Wherever the word "name" appears in a line, copy that line.

- _MATERIAL TO PROCESS_:
.....
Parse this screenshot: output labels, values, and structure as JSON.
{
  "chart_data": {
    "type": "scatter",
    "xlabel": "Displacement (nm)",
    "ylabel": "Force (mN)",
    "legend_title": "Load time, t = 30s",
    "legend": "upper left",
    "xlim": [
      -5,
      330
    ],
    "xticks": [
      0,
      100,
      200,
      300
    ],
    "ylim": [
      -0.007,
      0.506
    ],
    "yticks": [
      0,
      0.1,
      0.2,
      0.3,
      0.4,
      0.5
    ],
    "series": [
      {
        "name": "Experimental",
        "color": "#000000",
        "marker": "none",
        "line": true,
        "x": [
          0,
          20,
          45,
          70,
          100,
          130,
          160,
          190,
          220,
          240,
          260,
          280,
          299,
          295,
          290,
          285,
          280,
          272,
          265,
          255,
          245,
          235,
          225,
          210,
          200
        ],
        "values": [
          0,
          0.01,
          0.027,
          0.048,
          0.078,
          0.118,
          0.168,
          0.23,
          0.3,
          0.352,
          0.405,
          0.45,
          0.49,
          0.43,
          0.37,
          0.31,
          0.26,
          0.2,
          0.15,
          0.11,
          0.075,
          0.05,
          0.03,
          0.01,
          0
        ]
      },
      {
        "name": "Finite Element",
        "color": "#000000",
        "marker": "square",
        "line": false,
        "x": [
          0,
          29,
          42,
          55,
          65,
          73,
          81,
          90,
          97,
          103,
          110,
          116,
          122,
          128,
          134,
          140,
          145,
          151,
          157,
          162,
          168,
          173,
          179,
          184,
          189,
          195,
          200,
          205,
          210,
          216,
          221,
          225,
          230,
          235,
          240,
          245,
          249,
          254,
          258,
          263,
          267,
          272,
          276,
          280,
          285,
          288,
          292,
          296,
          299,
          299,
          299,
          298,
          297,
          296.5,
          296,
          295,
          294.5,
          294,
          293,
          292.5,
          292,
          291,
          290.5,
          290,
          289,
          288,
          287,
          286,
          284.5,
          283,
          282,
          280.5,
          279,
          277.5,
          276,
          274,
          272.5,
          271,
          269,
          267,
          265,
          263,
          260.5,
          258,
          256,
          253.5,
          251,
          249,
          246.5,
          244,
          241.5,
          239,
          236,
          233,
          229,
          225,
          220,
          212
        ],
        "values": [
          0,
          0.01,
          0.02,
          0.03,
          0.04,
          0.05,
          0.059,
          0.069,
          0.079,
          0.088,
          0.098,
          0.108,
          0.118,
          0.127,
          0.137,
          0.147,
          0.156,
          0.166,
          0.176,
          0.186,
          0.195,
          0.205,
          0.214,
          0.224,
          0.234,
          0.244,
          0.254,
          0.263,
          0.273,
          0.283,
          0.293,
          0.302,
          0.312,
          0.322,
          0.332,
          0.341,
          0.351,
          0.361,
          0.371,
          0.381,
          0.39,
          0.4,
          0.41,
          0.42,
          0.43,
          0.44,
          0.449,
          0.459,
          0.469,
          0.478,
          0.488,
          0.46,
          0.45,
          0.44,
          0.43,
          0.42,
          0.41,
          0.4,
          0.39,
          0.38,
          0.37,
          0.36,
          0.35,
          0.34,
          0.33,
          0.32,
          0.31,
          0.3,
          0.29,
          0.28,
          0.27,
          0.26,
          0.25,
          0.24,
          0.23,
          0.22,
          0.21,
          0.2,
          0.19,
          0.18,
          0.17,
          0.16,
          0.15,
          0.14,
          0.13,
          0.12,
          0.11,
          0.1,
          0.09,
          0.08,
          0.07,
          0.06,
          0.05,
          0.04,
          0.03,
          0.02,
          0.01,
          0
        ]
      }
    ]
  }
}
.....
- _RESPONSE_:
        "name": "Experimental",
        "name": "Finite Element",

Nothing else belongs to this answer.